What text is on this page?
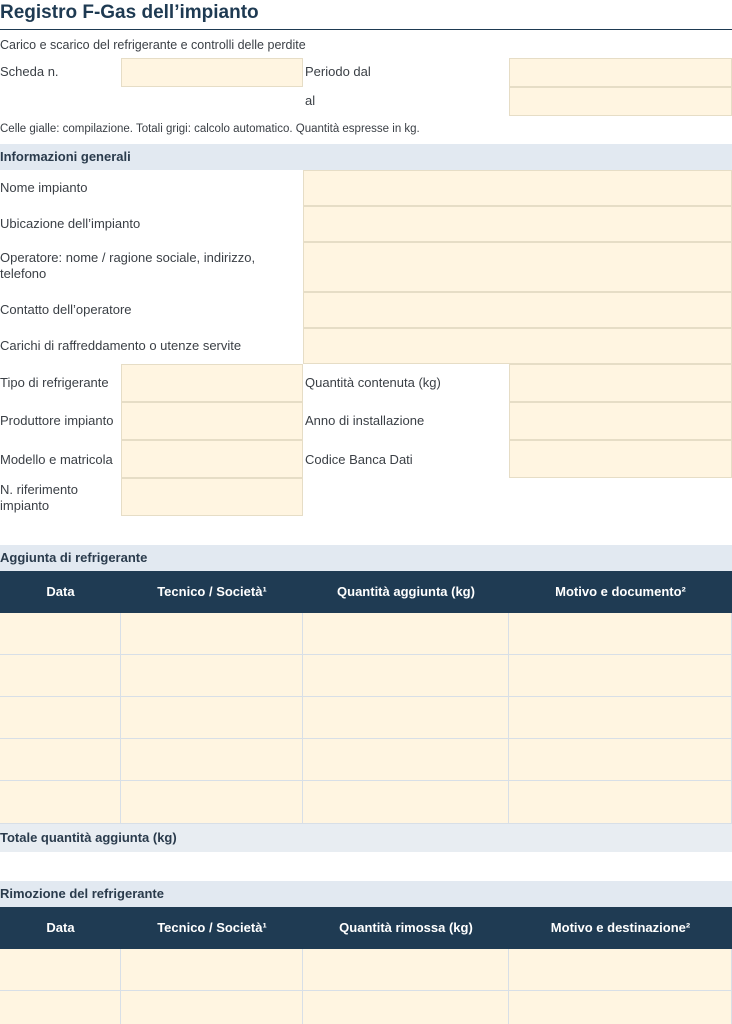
Registro F-Gas dell’impianto
Carico e scarico del refrigerante e controlli delle perdite
Scheda n.	Periodo dal
al
Celle gialle: compilazione. Totali grigi: calcolo automatico. Quantità espresse in kg.
Informazioni generali
Nome impianto
Ubicazione dell’impianto
Operatore: nome / ragione sociale, indirizzo, telefono
Contatto dell’operatore
Carichi di raffreddamento o utenze servite
Tipo di refrigerante	Quantità contenuta (kg)
Produttore impianto	Anno di installazione
Modello e matricola	Codice Banca Dati
N. riferimento impianto
Aggiunta di refrigerante
Data	Tecnico / Società¹	Quantità aggiunta (kg)	Motivo e documento²
Totale quantità aggiunta (kg)
Rimozione del refrigerante
Data	Tecnico / Società¹	Quantità rimossa (kg)	Motivo e destinazione²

· · · · · · ·

§ WHAT THE TASK REQUIRES: Gather up every line from the listing above in which the word "Motivo" occurs.

§ EXERCISE RESULT:
Data	Tecnico / Società¹	Quantità aggiunta (kg)	Motivo e documento²
Data	Tecnico / Società¹	Quantità rimossa (kg)	Motivo e destinazione²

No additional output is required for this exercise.